**Dataset excerpts:**
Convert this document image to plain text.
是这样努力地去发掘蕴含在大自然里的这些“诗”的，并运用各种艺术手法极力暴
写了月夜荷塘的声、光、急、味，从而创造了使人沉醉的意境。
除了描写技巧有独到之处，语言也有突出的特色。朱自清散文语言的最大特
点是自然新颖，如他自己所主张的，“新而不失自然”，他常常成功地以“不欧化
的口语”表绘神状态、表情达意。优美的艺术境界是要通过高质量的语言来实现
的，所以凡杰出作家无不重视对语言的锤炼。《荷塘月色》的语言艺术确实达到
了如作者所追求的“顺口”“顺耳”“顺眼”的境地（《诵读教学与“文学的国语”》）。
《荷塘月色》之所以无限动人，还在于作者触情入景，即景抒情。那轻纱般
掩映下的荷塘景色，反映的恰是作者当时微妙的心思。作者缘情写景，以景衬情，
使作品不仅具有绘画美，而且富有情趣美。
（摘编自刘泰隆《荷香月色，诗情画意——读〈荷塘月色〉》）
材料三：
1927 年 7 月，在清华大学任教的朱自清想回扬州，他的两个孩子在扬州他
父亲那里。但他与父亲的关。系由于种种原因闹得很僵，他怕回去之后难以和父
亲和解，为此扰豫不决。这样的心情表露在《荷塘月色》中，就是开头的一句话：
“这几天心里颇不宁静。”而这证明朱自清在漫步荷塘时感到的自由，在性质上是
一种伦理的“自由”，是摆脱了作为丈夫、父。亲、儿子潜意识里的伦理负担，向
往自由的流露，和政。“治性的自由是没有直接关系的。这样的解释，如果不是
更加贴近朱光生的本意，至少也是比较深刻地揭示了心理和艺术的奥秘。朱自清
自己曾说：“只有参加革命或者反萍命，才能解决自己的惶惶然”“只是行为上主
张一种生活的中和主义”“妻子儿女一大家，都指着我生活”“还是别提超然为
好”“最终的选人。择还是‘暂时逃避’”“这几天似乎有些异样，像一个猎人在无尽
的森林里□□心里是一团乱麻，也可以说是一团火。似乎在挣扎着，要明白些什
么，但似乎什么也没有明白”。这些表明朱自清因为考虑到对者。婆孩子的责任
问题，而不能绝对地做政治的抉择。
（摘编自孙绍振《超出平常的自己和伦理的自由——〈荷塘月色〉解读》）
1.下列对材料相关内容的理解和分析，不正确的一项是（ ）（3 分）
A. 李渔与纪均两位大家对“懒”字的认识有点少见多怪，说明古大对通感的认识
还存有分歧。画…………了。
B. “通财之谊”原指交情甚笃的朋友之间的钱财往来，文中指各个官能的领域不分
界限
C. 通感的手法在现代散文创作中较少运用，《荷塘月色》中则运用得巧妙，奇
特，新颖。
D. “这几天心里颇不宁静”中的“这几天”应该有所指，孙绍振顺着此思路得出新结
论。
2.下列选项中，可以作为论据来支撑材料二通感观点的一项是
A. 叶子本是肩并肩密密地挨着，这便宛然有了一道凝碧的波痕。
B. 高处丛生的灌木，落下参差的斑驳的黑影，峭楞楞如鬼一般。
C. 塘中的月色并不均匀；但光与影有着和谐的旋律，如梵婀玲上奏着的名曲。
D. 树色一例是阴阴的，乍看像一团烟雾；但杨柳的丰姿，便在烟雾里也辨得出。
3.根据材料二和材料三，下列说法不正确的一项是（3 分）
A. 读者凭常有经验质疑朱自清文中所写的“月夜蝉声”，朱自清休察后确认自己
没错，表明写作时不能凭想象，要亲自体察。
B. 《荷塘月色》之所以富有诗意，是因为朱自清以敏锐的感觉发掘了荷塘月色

**Description of the task:** Return every line holding the word "这几天心里颇不宁静" from the records.

**Expected answer:**
“这几天心里颇不宁静。”而这证明朱自清在漫步荷塘时感到的自由，在性质上是
D. “这几天心里颇不宁静”中的“这几天”应该有所指，孙绍振顺着此思路得出新结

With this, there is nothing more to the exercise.